**GIVEN DATA:**

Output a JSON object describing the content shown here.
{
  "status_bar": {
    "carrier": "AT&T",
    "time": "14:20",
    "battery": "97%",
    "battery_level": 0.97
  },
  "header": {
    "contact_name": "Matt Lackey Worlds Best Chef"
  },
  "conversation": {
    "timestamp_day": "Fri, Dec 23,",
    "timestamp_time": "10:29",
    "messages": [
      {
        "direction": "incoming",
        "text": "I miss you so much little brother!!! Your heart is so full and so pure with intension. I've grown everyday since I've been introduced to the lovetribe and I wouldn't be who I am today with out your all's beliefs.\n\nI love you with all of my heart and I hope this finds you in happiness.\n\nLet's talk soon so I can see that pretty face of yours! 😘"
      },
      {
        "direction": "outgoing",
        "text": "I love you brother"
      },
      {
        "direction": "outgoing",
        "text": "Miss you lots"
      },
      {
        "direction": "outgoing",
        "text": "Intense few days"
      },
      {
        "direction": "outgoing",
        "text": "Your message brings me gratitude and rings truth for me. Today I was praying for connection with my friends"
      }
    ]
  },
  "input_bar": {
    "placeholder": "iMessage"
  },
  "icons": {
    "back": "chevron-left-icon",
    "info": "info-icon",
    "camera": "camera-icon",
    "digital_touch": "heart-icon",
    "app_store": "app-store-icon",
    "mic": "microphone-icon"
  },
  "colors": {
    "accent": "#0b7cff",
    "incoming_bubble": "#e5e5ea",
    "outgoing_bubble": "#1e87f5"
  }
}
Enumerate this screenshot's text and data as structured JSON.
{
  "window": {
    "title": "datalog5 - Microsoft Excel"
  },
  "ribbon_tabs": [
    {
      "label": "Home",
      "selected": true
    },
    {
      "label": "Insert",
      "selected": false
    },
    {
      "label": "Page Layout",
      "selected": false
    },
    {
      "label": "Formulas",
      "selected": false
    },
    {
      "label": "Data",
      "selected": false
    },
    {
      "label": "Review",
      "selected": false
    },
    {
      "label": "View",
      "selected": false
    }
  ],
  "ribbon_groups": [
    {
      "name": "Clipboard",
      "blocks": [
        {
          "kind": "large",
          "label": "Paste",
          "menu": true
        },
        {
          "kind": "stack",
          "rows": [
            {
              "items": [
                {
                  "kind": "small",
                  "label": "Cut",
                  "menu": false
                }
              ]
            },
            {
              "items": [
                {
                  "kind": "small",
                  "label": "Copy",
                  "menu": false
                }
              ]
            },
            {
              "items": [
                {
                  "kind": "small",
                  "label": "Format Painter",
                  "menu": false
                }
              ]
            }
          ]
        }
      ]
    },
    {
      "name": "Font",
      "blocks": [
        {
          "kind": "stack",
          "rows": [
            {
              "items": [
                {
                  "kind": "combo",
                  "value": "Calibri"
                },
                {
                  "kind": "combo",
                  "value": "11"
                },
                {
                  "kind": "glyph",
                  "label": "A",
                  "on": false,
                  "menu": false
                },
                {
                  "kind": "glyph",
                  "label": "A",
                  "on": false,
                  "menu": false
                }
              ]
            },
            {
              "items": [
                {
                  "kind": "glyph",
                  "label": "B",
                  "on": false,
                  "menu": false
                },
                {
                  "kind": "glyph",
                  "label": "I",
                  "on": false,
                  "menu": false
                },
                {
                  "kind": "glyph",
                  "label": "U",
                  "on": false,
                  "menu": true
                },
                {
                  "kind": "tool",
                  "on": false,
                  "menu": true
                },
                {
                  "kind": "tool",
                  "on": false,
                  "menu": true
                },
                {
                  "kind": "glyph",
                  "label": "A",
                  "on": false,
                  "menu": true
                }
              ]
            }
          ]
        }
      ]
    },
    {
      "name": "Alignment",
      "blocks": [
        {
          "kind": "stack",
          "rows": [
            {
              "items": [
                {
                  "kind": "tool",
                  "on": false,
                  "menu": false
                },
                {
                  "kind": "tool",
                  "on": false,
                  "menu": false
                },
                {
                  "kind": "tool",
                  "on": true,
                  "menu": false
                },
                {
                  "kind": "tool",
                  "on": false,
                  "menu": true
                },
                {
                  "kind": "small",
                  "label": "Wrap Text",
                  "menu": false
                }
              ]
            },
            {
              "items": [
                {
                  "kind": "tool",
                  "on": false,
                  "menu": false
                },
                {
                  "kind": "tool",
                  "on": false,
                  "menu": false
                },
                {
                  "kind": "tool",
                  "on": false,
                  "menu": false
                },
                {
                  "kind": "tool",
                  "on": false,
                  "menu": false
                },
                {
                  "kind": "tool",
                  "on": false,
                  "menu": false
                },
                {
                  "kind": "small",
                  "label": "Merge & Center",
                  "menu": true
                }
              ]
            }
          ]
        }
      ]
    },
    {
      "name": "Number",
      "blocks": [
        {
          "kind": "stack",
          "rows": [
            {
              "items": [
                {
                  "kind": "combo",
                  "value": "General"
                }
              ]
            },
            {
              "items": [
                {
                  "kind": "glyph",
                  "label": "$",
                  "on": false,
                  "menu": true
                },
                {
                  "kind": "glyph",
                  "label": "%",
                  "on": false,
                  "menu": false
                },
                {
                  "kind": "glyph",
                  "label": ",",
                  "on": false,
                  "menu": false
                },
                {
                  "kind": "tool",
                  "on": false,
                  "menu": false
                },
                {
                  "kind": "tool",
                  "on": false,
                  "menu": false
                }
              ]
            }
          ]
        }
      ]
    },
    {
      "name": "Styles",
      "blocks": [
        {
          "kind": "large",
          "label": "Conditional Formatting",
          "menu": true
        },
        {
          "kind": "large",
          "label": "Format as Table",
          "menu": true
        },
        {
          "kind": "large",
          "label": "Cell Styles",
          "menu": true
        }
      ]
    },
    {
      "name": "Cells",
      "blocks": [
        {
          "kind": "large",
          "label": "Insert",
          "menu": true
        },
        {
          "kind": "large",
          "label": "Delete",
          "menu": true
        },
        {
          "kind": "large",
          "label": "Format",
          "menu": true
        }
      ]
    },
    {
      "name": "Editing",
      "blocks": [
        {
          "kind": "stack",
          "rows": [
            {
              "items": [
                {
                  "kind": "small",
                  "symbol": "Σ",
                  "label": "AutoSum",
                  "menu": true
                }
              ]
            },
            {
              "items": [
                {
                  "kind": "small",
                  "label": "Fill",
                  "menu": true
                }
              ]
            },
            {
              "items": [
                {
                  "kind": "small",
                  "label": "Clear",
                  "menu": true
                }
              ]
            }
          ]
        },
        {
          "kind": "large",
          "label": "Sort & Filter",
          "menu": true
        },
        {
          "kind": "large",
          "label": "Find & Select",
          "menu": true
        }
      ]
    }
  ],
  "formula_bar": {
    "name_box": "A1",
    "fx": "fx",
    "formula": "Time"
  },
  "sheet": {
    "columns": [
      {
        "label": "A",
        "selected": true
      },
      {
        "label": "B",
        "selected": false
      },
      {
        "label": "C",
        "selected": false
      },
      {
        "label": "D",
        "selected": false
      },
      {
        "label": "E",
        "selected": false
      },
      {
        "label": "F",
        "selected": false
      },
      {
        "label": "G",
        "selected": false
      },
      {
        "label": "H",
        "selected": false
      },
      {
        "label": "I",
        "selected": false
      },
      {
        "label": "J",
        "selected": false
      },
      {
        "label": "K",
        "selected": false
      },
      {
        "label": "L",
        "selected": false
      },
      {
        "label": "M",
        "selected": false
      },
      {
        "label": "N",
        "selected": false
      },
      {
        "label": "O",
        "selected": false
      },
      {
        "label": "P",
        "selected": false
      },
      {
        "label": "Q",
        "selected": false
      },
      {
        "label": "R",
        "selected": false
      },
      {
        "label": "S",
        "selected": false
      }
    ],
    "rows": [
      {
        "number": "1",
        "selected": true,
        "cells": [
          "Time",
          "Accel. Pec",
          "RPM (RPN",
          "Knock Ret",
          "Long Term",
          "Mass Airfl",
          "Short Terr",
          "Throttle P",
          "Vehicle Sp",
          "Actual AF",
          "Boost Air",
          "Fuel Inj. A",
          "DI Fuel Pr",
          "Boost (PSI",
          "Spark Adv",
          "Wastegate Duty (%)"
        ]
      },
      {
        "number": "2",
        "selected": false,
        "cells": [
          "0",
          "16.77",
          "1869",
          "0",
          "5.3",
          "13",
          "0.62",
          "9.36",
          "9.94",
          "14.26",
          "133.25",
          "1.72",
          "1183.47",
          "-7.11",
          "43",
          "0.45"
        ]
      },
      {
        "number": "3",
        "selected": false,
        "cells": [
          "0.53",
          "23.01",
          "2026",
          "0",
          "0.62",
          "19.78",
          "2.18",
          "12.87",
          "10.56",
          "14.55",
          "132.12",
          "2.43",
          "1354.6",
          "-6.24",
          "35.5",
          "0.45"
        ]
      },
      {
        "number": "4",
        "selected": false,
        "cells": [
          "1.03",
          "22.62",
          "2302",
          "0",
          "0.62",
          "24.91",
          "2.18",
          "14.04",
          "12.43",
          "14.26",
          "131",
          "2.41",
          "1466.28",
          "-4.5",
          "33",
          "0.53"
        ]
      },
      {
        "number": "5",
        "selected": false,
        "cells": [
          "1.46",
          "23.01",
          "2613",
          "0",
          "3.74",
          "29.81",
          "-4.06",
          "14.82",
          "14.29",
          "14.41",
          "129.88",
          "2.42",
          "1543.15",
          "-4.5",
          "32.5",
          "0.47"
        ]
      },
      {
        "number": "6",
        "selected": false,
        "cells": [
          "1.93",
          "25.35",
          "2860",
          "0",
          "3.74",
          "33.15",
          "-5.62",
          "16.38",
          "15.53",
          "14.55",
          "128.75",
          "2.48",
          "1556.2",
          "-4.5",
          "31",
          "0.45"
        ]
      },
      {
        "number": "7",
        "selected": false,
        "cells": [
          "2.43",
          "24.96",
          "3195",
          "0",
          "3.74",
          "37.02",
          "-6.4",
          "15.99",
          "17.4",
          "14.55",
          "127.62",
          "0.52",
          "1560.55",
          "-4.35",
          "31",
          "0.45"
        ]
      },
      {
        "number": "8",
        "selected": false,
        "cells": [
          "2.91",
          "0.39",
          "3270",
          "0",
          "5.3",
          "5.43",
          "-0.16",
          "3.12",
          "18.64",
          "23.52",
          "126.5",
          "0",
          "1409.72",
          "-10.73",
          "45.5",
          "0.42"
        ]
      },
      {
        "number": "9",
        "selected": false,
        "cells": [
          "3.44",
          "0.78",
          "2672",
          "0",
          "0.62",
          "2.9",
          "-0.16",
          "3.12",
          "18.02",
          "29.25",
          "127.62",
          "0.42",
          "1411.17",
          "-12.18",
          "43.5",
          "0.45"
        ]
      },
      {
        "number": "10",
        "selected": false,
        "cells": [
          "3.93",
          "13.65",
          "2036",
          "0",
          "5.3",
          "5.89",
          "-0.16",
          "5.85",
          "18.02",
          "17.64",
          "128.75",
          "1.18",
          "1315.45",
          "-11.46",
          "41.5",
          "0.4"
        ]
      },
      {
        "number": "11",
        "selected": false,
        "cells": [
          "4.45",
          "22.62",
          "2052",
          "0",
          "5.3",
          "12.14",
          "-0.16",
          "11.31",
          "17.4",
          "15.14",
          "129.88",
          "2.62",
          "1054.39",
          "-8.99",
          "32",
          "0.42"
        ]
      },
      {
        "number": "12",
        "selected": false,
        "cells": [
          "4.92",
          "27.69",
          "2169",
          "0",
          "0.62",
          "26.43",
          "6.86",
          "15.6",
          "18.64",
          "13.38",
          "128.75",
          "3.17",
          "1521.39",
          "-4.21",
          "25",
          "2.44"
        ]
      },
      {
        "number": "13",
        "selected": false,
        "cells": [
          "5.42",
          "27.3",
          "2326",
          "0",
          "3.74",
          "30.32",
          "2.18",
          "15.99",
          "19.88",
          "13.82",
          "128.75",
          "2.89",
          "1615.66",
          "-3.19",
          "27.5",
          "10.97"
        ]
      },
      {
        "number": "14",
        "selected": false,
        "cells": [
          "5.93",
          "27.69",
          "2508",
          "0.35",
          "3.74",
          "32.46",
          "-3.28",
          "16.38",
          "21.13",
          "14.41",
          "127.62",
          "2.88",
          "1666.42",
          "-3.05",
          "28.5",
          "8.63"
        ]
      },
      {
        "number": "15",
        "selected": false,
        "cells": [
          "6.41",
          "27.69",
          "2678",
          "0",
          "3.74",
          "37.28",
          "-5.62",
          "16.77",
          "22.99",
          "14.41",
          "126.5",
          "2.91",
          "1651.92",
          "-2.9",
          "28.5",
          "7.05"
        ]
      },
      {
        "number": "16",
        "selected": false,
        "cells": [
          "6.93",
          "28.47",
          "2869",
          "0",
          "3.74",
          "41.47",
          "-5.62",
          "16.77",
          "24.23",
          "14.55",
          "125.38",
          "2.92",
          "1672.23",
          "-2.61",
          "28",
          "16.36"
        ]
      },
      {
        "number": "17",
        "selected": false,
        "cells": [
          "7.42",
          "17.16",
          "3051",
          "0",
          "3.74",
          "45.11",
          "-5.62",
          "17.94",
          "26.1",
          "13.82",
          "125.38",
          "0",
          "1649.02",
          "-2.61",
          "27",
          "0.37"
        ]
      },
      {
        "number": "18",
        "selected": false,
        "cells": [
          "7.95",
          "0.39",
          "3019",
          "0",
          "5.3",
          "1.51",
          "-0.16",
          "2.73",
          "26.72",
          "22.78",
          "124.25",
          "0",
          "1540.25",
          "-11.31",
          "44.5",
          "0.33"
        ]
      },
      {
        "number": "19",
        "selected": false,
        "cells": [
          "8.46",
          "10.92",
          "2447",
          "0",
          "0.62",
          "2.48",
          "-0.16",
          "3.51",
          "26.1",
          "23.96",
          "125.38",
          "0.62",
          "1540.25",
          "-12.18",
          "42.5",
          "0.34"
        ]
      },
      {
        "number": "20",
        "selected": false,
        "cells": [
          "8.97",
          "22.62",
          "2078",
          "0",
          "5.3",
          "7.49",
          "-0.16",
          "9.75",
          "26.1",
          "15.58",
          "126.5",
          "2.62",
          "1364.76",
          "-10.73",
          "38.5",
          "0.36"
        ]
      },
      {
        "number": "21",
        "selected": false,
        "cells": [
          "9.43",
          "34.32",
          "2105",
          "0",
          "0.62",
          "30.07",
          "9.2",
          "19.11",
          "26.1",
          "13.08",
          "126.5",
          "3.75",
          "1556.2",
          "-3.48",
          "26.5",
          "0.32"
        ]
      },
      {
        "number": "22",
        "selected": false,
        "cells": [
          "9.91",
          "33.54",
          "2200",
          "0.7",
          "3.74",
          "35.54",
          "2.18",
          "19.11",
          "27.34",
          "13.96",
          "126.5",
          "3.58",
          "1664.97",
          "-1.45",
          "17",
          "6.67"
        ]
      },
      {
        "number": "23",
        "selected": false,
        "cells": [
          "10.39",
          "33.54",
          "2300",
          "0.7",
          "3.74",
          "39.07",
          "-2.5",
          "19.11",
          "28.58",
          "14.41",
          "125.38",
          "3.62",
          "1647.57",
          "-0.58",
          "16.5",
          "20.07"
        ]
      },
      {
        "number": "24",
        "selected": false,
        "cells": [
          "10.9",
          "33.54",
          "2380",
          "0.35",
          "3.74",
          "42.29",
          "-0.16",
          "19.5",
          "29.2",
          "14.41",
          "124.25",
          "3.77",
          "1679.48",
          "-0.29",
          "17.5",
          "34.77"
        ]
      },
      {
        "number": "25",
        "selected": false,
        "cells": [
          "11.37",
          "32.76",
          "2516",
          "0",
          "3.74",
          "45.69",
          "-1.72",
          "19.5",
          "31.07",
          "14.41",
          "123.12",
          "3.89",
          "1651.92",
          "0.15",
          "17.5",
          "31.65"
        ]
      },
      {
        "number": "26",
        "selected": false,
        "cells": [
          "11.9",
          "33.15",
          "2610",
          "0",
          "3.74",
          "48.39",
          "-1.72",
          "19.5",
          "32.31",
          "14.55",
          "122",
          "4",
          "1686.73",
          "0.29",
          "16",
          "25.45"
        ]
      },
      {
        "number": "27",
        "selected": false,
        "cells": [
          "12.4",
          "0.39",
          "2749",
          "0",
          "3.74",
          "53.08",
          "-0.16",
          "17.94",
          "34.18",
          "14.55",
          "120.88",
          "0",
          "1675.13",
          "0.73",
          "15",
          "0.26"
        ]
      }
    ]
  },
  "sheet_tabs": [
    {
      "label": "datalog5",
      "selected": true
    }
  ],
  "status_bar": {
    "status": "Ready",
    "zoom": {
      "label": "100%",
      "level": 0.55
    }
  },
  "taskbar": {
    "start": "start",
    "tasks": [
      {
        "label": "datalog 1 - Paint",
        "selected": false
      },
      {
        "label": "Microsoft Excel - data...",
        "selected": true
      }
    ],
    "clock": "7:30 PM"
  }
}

**WORK TO COMPLETE:** The lines to collect are those holding the string "JSON"; copy them all.

**THE SOLUTION:**
Output a JSON object describing the content shown here.
Enumerate this screenshot's text and data as structured JSON.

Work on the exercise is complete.